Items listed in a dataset
______________________________
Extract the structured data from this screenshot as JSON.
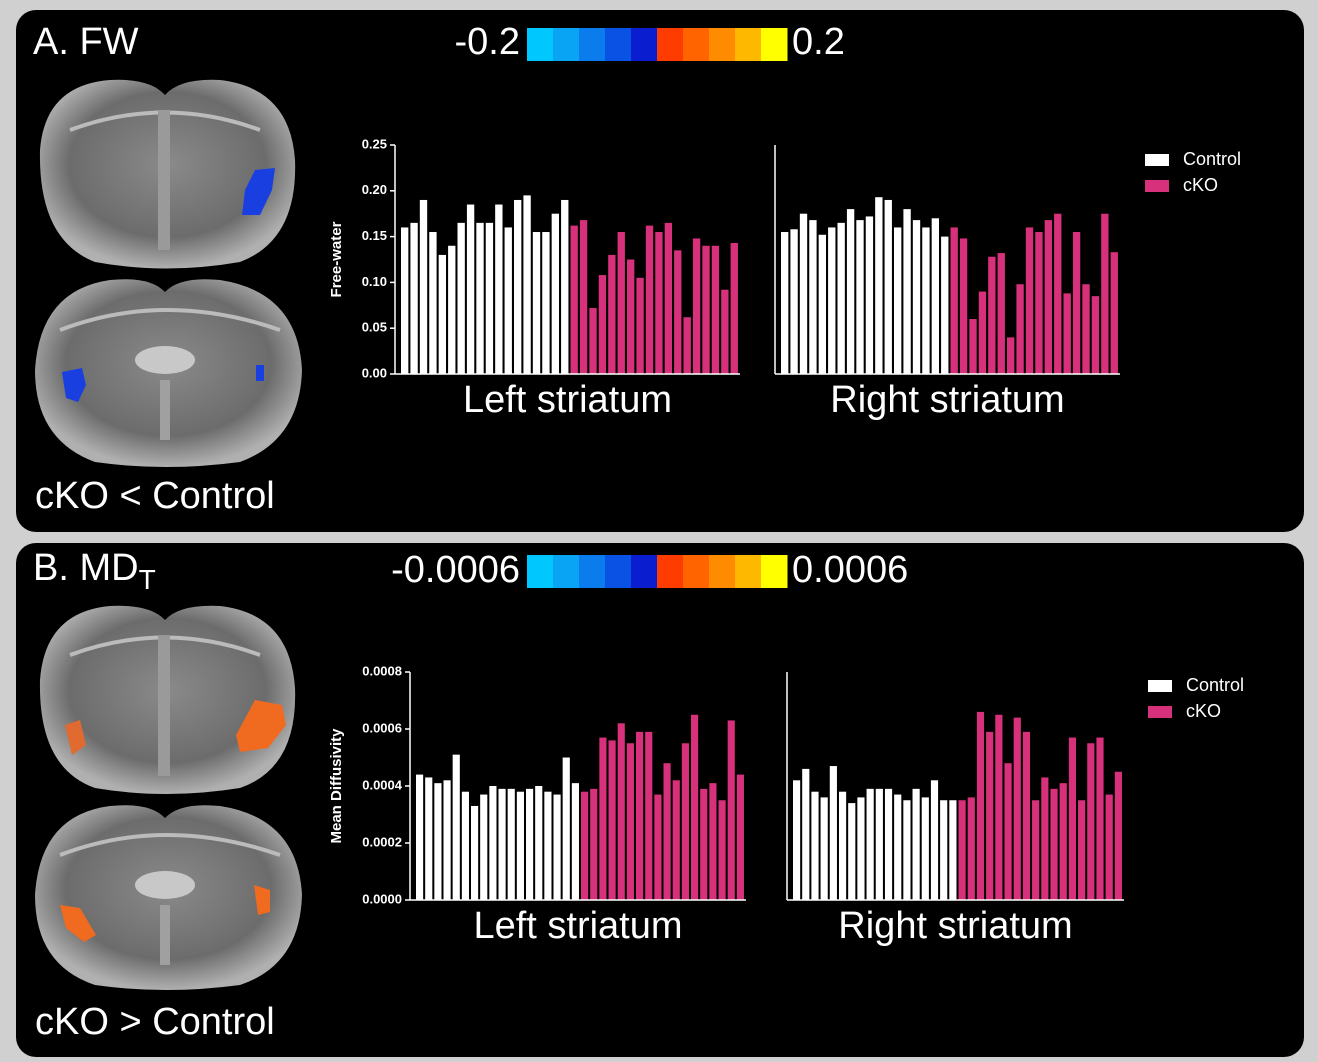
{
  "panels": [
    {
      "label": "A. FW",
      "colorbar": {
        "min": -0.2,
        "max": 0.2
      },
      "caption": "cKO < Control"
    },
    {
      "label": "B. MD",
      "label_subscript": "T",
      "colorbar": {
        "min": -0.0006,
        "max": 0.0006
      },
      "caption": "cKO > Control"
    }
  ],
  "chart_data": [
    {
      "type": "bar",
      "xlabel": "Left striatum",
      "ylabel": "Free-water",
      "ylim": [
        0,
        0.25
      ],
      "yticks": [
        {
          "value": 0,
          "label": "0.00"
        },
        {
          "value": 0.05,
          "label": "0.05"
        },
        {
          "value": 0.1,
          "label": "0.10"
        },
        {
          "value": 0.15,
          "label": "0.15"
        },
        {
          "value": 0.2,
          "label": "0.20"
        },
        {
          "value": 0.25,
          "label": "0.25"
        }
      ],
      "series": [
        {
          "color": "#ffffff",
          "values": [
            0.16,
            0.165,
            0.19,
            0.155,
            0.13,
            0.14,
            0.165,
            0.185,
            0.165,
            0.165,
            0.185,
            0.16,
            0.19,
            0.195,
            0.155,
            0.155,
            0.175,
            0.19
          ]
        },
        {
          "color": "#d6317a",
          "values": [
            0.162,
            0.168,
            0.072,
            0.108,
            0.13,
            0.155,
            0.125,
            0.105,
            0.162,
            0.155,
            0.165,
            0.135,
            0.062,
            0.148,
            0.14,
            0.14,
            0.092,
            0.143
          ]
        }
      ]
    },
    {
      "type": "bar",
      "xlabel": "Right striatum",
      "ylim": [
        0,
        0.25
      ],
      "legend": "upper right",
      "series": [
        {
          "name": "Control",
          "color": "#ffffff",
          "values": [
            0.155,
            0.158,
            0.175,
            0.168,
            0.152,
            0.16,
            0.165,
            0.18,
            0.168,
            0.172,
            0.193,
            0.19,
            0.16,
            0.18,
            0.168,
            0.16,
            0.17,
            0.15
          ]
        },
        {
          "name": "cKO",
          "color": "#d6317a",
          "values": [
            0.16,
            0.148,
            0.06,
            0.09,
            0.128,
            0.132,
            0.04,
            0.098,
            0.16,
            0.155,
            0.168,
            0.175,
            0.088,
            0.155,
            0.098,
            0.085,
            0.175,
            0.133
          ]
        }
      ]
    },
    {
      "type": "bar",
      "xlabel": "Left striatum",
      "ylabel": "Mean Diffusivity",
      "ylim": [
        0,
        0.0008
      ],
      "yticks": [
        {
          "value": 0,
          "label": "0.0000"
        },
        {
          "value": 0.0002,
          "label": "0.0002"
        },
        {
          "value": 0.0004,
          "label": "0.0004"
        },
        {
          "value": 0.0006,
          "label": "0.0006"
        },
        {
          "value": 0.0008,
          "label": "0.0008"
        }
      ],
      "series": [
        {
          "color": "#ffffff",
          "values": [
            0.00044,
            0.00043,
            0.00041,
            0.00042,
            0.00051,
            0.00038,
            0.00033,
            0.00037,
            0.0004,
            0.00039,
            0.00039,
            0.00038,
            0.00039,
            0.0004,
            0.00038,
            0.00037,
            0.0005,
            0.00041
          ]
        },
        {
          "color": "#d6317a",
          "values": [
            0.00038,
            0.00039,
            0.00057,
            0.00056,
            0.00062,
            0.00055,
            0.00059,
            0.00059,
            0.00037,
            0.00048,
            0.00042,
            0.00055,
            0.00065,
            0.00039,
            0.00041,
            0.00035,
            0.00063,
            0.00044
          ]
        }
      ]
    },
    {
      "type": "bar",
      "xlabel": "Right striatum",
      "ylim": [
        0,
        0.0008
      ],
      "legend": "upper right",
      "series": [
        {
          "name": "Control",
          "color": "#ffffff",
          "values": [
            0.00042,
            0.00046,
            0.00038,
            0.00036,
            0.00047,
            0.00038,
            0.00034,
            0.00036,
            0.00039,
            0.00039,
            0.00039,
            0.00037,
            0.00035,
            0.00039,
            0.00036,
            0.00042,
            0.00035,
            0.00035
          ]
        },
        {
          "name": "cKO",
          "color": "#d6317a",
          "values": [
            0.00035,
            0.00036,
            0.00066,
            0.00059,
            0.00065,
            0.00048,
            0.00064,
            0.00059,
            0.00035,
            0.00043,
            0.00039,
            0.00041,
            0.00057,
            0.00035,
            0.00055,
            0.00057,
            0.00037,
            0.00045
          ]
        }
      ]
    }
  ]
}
______________________________
Determine how many lines in the records contain "caption", and reply with the number only.

*ANSWER TO THE PROBLEM:*
2